Distributed, integrated content

Going forward Weisberg sees the big changes in publishing as being driven by the tech companies and they way they are pioneering integrated, distributed content

“Distributed content – which is a term that’s coming into use – describes the way social platforms like Twitter and Facebook offer content in a natural and integrated way. It has been developed for mobile and is a way that the social platforms can serve quality content, but keep readers on their sites.”

Weisberg cites Snapchat whose Discover program, which has so far seen 15 publishers provide bespoke content for the platform, as a key pioneer. Since then Facebook has experimented with its own distributed content format Instant Articles, Twitter launched Moments last week, Apple has its own offering, while Google has AMP. All integrate content seamlessly and all deliver it in a speedy way on the social platform.

Weisberg believes that one of the main reasons for the tech companies offering the platforms for content – fast loading times of articles on mobile devices  -will have profound implications for publishers.

“The platforms eliminate the latency or lag time that it takes a page to load on your phone. With Instant Articles it renders instantly. I expect it will be a standard and people won’t tolerate eight second latency which could pose problems for publishers.”

◇ ◇ ◇ ◇ ◇

▶ _Jobs_:
1 - Print the passage from the excerpt on distributed content above, starting with "Weisberg cites Snapchat" and going on through "implications for publishers.".
2 - Continue the excerpt on distributed content from the point where it stops.

▶ _Provided material_:
◇ ◇ ◇ ◇ ◇

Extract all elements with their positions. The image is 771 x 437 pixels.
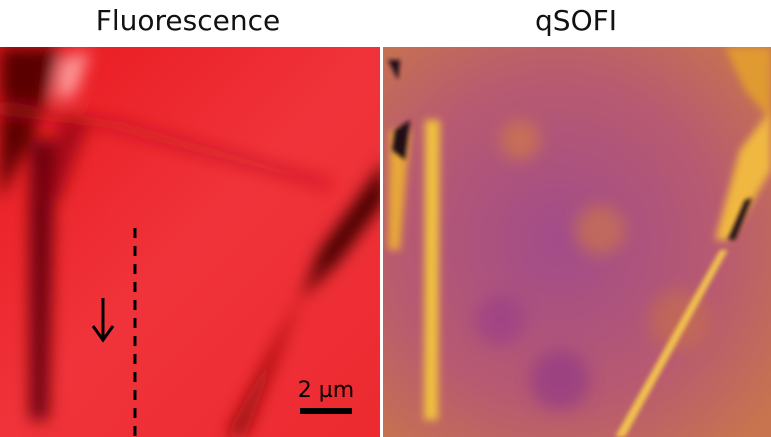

◇ ◇ ◇ ◇ ◇

▶ _Answers_:
1 -
Weisberg cites Snapchat whose Discover program, which has so far seen 15 publishers provide bespoke content for the platform, as a key pioneer. Since then Facebook has experimented with its own distributed content format Instant Articles, Twitter launched Moments last week, Apple has its own offering, while Google has AMP. All integrate content seamlessly and all deliver it in a speedy way on the social platform.

Weisberg believes that one of the main reasons for the tech companies offering the platforms for content – fast loading times of articles on mobile devices  -will have profound implications for publishers.

2 -
As Weisberg explains, “Publishers have a range of views about working with the tech companies in this way.” He points out that “some see the downside that you don’t get the data from users and most importantly you are building your treehouse in someone else’s tree.” He adds that at the moment Facebook is offering a favourable deal to publishers in that they can keep 100 per cent of the ad revenues associated with the content, but warns this might change.

The upside is that if this is where the growth is for publishers. The downside is that ‘you are holding hands and jumping off a cliff as you are hostage to the plans of the giant tech companies.

Ultimately though the new way of consuming content on mobile devices via social platforms is sure to have a profound effect on the future of publishing.